» **EXERCISE GOAL**: The records below must be output exactly, without pictures.

» **Dataset rows about figures**:

● ● ● ●

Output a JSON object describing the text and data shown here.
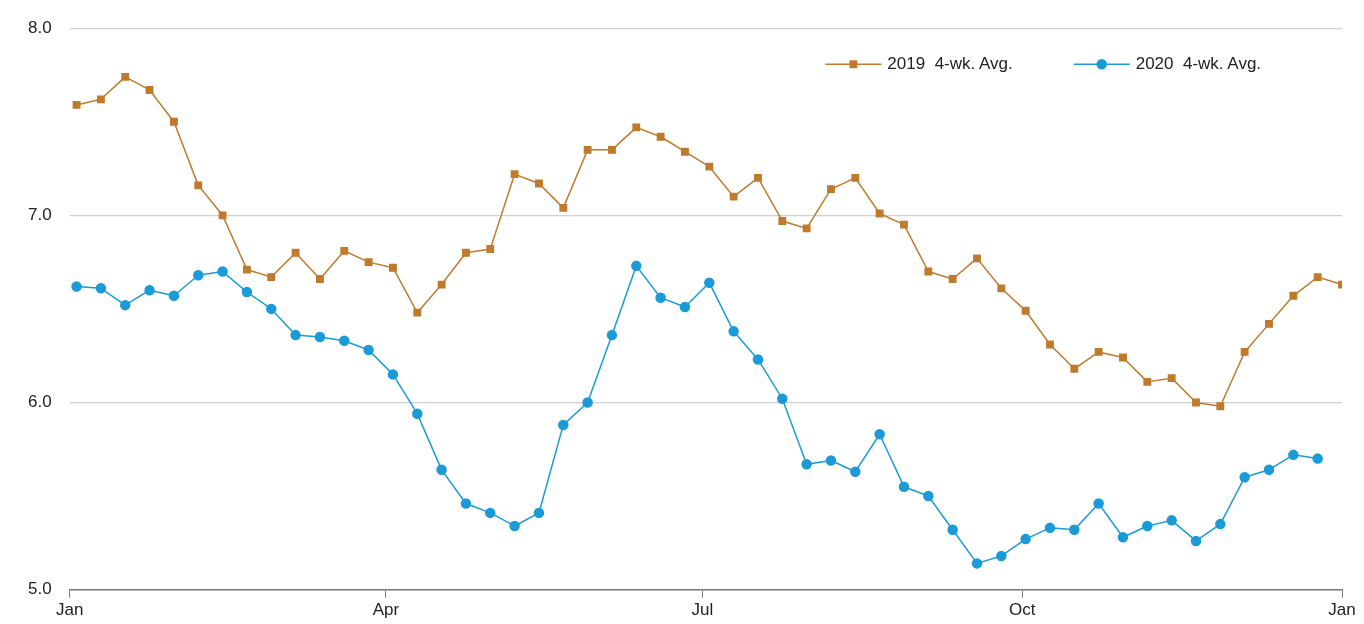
{
  "chart_data": {
    "type": "line",
    "x": [
      "2020-01-03",
      "2020-01-10",
      "2020-01-17",
      "2020-01-24",
      "2020-01-31",
      "2020-02-07",
      "2020-02-14",
      "2020-02-21",
      "2020-02-28",
      "2020-03-06",
      "2020-03-13",
      "2020-03-20",
      "2020-03-27",
      "2020-04-03",
      "2020-04-10",
      "2020-04-17",
      "2020-04-24",
      "2020-05-01",
      "2020-05-08",
      "2020-05-15",
      "2020-05-22",
      "2020-05-29",
      "2020-06-05",
      "2020-06-12",
      "2020-06-19",
      "2020-06-26",
      "2020-07-03",
      "2020-07-10",
      "2020-07-17",
      "2020-07-24",
      "2020-07-31",
      "2020-08-07",
      "2020-08-14",
      "2020-08-21",
      "2020-08-28",
      "2020-09-04",
      "2020-09-11",
      "2020-09-18",
      "2020-09-25",
      "2020-10-02",
      "2020-10-09",
      "2020-10-16",
      "2020-10-23",
      "2020-10-30",
      "2020-11-06",
      "2020-11-13",
      "2020-11-20",
      "2020-11-27",
      "2020-12-04",
      "2020-12-11",
      "2020-12-18",
      "2020-12-25",
      "2021-01-01"
    ],
    "series": [
      {
        "name": "2019  4-wk. Avg.",
        "color": "#c07a2c",
        "marker": "square",
        "values": [
          7.59,
          7.62,
          7.74,
          7.67,
          7.5,
          7.16,
          7.0,
          6.71,
          6.67,
          6.8,
          6.66,
          6.81,
          6.75,
          6.72,
          6.48,
          6.63,
          6.8,
          6.82,
          7.22,
          7.17,
          7.04,
          7.35,
          7.35,
          7.47,
          7.42,
          7.34,
          7.26,
          7.1,
          7.2,
          6.97,
          6.93,
          7.14,
          7.2,
          7.01,
          6.95,
          6.7,
          6.66,
          6.77,
          6.61,
          6.49,
          6.31,
          6.18,
          6.27,
          6.24,
          6.11,
          6.13,
          6.0,
          5.98,
          6.27,
          6.42,
          6.57,
          6.67,
          6.63
        ]
      },
      {
        "name": "2020  4-wk. Avg.",
        "color": "#1a9bd7",
        "marker": "circle",
        "values": [
          6.62,
          6.61,
          6.52,
          6.6,
          6.57,
          6.68,
          6.7,
          6.59,
          6.5,
          6.36,
          6.35,
          6.33,
          6.28,
          6.15,
          5.94,
          5.64,
          5.46,
          5.41,
          5.34,
          5.41,
          5.88,
          6.0,
          6.36,
          6.73,
          6.56,
          6.51,
          6.64,
          6.38,
          6.23,
          6.02,
          5.67,
          5.69,
          5.63,
          5.83,
          5.55,
          5.5,
          5.32,
          5.14,
          5.18,
          5.27,
          5.33,
          5.32,
          5.46,
          5.28,
          5.34,
          5.37,
          5.26,
          5.35,
          5.6,
          5.64,
          5.72,
          5.7,
          null
        ]
      }
    ],
    "xlim": [
      "2020-01-01",
      "2021-01-01"
    ],
    "xticks": [
      {
        "value": "2020-01-01",
        "label": "Jan"
      },
      {
        "value": "2020-04-01",
        "label": "Apr"
      },
      {
        "value": "2020-07-01",
        "label": "Jul"
      },
      {
        "value": "2020-10-01",
        "label": "Oct"
      },
      {
        "value": "2021-01-01",
        "label": "Jan"
      }
    ],
    "ylim": [
      5.0,
      8.0
    ],
    "yticks": [
      {
        "value": 5,
        "label": "5.0"
      },
      {
        "value": 6,
        "label": "6.0"
      },
      {
        "value": 7,
        "label": "7.0"
      },
      {
        "value": 8,
        "label": "8.0"
      }
    ],
    "grid": "y",
    "legend": "top right",
    "line_style": "solid"
  }
}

● ● ● ●

» **FINISHED ANSWER**:
Output a JSON object describing the text and data shown here.
{
  "chart_data": {
    "type": "line",
    "x": [
      "2020-01-03",
      "2020-01-10",
      "2020-01-17",
      "2020-01-24",
      "2020-01-31",
      "2020-02-07",
      "2020-02-14",
      "2020-02-21",
      "2020-02-28",
      "2020-03-06",
      "2020-03-13",
      "2020-03-20",
      "2020-03-27",
      "2020-04-03",
      "2020-04-10",
      "2020-04-17",
      "2020-04-24",
      "2020-05-01",
      "2020-05-08",
      "2020-05-15",
      "2020-05-22",
      "2020-05-29",
      "2020-06-05",
      "2020-06-12",
      "2020-06-19",
      "2020-06-26",
      "2020-07-03",
      "2020-07-10",
      "2020-07-17",
      "2020-07-24",
      "2020-07-31",
      "2020-08-07",
      "2020-08-14",
      "2020-08-21",
      "2020-08-28",
      "2020-09-04",
      "2020-09-11",
      "2020-09-18",
      "2020-09-25",
      "2020-10-02",
      "2020-10-09",
      "2020-10-16",
      "2020-10-23",
      "2020-10-30",
      "2020-11-06",
      "2020-11-13",
      "2020-11-20",
      "2020-11-27",
      "2020-12-04",
      "2020-12-11",
      "2020-12-18",
      "2020-12-25",
      "2021-01-01"
    ],
    "series": [
      {
        "name": "2019  4-wk. Avg.",
        "color": "#c07a2c",
        "marker": "square",
        "values": [
          7.59,
          7.62,
          7.74,
          7.67,
          7.5,
          7.16,
          7.0,
          6.71,
          6.67,
          6.8,
          6.66,
          6.81,
          6.75,
          6.72,
          6.48,
          6.63,
          6.8,
          6.82,
          7.22,
          7.17,
          7.04,
          7.35,
          7.35,
          7.47,
          7.42,
          7.34,
          7.26,
          7.1,
          7.2,
          6.97,
          6.93,
          7.14,
          7.2,
          7.01,
          6.95,
          6.7,
          6.66,
          6.77,
          6.61,
          6.49,
          6.31,
          6.18,
          6.27,
          6.24,
          6.11,
          6.13,
          6.0,
          5.98,
          6.27,
          6.42,
          6.57,
          6.67,
          6.63
        ]
      },
      {
        "name": "2020  4-wk. Avg.",
        "color": "#1a9bd7",
        "marker": "circle",
        "values": [
          6.62,
          6.61,
          6.52,
          6.6,
          6.57,
          6.68,
          6.7,
          6.59,
          6.5,
          6.36,
          6.35,
          6.33,
          6.28,
          6.15,
          5.94,
          5.64,
          5.46,
          5.41,
          5.34,
          5.41,
          5.88,
          6.0,
          6.36,
          6.73,
          6.56,
          6.51,
          6.64,
          6.38,
          6.23,
          6.02,
          5.67,
          5.69,
          5.63,
          5.83,
          5.55,
          5.5,
          5.32,
          5.14,
          5.18,
          5.27,
          5.33,
          5.32,
          5.46,
          5.28,
          5.34,
          5.37,
          5.26,
          5.35,
          5.6,
          5.64,
          5.72,
          5.7,
          null
        ]
      }
    ],
    "xlim": [
      "2020-01-01",
      "2021-01-01"
    ],
    "xticks": [
      {
        "value": "2020-01-01",
        "label": "Jan"
      },
      {
        "value": "2020-04-01",
        "label": "Apr"
      },
      {
        "value": "2020-07-01",
        "label": "Jul"
      },
      {
        "value": "2020-10-01",
        "label": "Oct"
      },
      {
        "value": "2021-01-01",
        "label": "Jan"
      }
    ],
    "ylim": [
      5.0,
      8.0
    ],
    "yticks": [
      {
        "value": 5,
        "label": "5.0"
      },
      {
        "value": 6,
        "label": "6.0"
      },
      {
        "value": 7,
        "label": "7.0"
      },
      {
        "value": 8,
        "label": "8.0"
      }
    ],
    "grid": "y",
    "legend": "top right",
    "line_style": "solid"
  }
}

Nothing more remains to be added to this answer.